▸ **Prompt**
Go through the listing and return every line with "location" in it.

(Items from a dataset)
..............................

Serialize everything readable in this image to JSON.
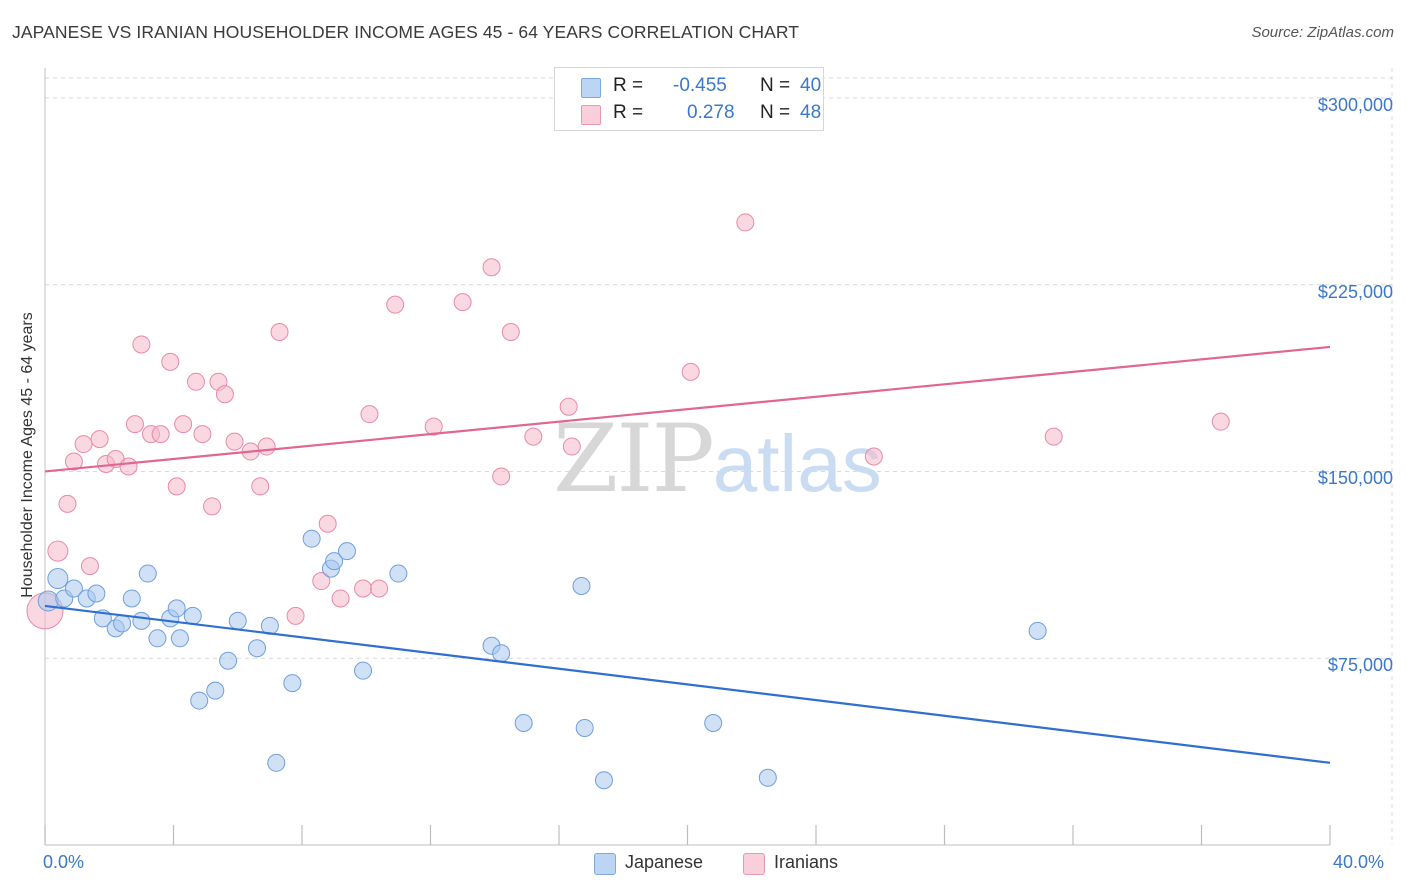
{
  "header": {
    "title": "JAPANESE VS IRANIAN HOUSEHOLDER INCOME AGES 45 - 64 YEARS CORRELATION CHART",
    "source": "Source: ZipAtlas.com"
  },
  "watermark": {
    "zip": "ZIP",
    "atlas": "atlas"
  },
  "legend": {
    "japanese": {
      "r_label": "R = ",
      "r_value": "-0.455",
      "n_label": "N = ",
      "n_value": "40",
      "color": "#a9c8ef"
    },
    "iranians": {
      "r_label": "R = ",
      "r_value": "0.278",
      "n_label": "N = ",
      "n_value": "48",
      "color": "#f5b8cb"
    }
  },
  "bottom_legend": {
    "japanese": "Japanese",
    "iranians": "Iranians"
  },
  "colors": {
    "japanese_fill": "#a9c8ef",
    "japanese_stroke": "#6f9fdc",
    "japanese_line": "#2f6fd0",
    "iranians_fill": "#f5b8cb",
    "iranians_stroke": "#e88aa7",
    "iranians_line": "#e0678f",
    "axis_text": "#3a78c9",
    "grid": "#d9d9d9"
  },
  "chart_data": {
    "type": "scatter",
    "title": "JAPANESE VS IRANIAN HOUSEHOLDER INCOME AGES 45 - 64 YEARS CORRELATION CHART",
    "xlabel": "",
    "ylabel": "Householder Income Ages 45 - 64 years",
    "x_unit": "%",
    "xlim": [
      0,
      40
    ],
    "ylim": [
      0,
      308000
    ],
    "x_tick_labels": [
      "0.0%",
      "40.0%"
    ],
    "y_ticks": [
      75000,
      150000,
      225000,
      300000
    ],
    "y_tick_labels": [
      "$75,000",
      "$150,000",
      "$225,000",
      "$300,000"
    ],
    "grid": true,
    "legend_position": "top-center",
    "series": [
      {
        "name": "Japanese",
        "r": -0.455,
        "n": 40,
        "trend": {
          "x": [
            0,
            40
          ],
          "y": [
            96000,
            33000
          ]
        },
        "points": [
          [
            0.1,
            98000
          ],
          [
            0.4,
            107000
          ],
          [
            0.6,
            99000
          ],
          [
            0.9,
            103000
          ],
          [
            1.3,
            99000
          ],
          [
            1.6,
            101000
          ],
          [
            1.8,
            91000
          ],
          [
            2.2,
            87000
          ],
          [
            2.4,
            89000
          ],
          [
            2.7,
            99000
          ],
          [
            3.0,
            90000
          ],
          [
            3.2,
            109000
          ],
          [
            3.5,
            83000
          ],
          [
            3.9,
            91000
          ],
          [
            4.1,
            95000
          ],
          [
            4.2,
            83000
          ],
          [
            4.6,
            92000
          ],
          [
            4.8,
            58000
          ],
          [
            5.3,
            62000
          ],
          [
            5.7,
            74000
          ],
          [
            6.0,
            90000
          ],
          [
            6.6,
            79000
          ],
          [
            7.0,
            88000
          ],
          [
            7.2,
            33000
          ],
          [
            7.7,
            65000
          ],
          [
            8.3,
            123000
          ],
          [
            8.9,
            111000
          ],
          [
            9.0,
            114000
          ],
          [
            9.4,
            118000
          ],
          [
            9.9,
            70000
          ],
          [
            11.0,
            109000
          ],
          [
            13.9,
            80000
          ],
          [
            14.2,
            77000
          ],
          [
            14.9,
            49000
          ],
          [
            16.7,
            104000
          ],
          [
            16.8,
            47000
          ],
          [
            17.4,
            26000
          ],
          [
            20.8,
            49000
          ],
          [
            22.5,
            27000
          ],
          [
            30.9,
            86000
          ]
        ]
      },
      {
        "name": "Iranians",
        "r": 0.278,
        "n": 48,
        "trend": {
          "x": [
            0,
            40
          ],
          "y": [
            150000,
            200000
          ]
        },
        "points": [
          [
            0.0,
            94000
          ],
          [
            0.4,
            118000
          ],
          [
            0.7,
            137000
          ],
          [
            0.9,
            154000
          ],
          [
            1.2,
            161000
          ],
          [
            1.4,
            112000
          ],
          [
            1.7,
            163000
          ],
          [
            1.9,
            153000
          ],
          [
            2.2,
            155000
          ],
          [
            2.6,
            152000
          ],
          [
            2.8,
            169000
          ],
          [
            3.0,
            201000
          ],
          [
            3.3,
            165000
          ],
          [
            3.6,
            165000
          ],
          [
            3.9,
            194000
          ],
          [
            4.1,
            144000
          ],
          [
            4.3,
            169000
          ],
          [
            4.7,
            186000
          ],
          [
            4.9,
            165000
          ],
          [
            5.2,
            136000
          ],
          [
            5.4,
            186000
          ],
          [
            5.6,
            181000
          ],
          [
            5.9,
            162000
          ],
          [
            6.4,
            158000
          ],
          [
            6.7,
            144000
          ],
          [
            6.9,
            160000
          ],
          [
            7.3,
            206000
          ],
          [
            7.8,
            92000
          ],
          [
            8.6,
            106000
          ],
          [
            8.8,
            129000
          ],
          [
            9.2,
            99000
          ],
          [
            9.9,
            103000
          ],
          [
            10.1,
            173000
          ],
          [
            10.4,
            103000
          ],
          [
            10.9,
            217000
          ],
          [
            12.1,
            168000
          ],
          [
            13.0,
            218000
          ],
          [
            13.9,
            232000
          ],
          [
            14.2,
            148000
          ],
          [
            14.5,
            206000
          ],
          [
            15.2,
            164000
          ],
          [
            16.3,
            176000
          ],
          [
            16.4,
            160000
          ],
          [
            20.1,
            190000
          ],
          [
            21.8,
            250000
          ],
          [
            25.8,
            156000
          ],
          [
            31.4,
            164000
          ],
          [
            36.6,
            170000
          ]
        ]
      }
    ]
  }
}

..............................

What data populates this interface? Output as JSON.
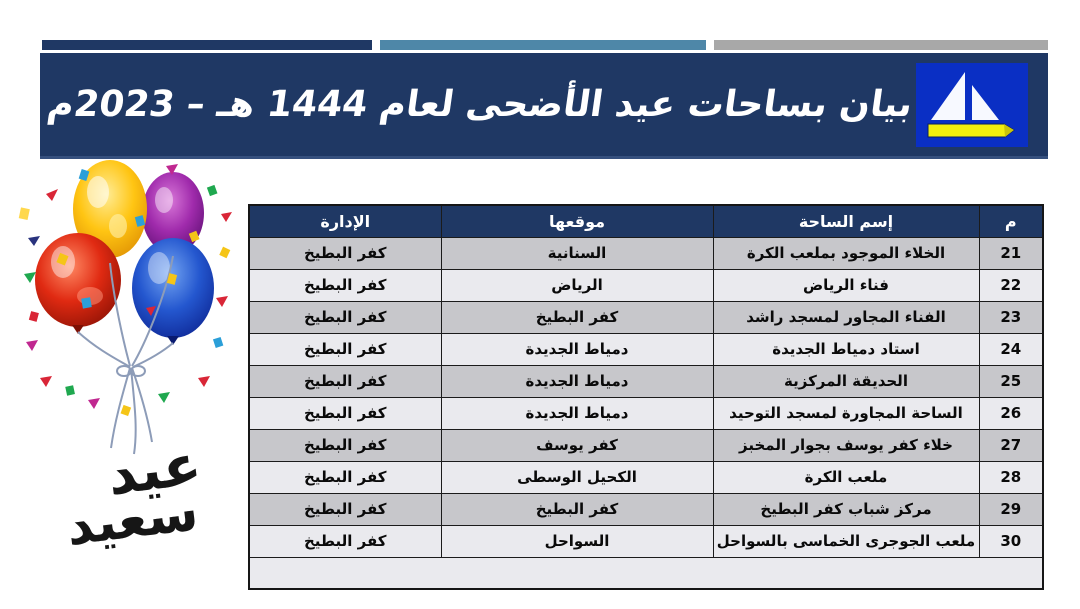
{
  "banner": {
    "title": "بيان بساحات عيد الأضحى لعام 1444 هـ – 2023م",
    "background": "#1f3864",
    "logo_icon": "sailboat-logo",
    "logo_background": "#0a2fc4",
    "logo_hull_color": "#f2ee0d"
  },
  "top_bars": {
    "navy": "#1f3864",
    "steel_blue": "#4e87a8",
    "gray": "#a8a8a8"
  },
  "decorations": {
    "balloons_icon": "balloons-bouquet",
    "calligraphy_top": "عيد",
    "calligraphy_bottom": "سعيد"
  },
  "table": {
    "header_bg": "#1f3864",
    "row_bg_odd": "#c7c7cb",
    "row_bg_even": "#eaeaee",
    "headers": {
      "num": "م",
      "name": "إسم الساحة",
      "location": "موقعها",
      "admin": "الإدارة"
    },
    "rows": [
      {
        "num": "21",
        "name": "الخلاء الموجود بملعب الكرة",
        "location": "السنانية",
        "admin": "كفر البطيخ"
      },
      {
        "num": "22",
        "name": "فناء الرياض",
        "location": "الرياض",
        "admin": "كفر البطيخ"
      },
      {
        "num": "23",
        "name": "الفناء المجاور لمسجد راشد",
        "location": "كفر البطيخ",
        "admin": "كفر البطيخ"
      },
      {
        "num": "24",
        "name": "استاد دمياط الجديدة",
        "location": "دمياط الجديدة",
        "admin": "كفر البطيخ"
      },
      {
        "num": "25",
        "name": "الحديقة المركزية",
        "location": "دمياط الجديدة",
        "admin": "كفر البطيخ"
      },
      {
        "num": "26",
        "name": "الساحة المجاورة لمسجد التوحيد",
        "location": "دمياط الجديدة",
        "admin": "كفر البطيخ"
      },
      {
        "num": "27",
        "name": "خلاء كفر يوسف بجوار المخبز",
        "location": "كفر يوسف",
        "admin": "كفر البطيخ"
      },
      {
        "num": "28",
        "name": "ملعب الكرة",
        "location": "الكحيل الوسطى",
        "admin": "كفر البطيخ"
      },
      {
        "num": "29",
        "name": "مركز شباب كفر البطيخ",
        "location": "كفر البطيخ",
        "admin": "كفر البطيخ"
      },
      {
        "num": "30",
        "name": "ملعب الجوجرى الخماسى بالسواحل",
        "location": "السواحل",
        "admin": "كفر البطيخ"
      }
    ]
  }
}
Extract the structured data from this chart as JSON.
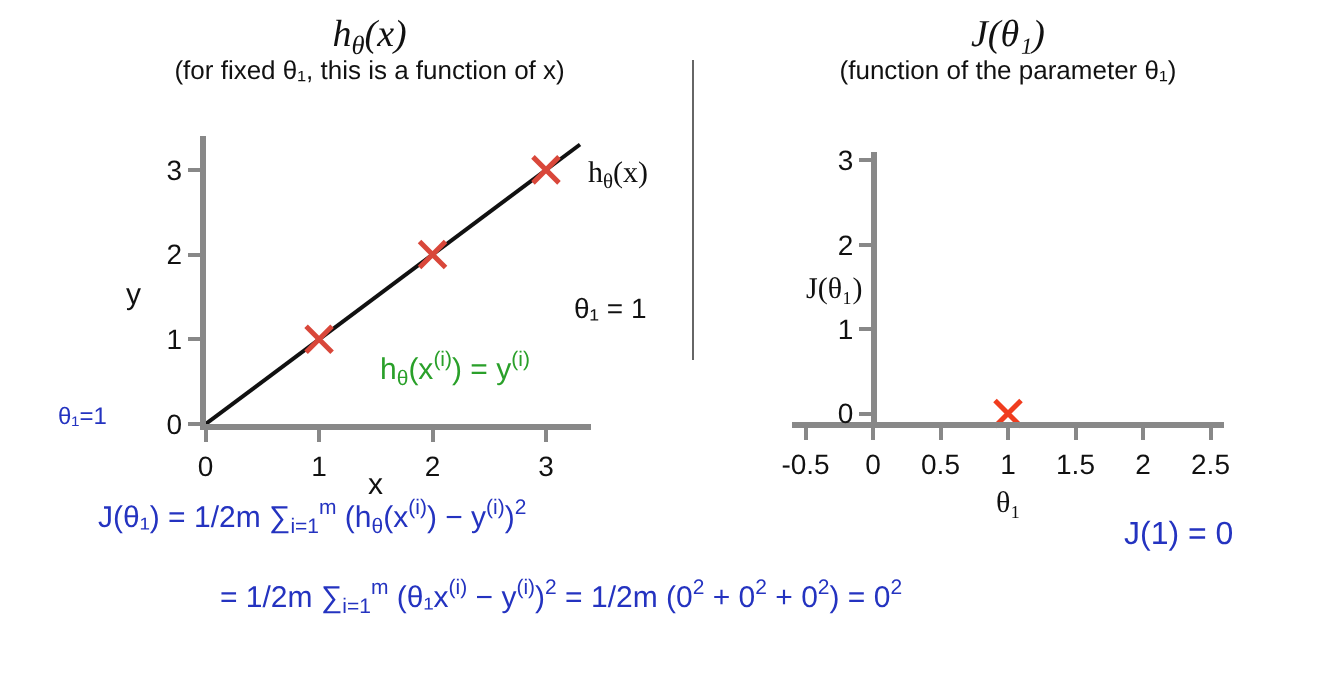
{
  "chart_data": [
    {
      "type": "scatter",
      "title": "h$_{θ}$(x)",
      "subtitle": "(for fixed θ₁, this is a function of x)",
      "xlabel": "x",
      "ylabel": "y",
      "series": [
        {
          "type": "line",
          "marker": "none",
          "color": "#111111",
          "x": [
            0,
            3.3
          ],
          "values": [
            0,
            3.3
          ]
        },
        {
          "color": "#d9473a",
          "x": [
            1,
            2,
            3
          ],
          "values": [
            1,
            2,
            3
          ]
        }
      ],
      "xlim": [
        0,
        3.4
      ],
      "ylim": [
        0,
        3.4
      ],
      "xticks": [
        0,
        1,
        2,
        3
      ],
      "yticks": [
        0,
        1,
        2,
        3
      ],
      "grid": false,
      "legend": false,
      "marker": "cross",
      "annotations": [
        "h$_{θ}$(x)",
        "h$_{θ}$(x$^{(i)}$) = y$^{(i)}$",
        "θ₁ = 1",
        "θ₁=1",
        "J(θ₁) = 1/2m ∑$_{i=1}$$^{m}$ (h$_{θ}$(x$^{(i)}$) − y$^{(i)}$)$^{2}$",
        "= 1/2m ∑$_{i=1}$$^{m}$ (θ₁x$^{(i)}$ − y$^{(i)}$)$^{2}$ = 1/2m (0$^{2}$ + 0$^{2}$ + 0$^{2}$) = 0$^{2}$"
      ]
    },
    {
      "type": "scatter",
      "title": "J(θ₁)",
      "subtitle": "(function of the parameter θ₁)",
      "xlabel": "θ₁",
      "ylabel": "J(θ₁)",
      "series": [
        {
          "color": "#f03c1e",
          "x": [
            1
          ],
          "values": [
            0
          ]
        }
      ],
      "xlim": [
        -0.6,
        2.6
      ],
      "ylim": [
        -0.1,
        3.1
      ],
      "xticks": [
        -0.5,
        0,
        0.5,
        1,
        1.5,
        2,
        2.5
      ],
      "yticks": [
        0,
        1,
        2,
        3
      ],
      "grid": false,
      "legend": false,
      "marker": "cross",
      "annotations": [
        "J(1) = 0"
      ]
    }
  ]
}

..............................

▸ **Response to the task**
      "location": "موقعها",
        "location": "السنانية",
        "location": "الرياض",
        "location": "كفر البطيخ",
        "location": "دمياط الجديدة",
        "location": "دمياط الجديدة",
        "location": "دمياط الجديدة",
        "location": "كفر يوسف",
        "location": "الكحيل الوسطى",
        "location": "كفر البطيخ",
        "location": "السواحل",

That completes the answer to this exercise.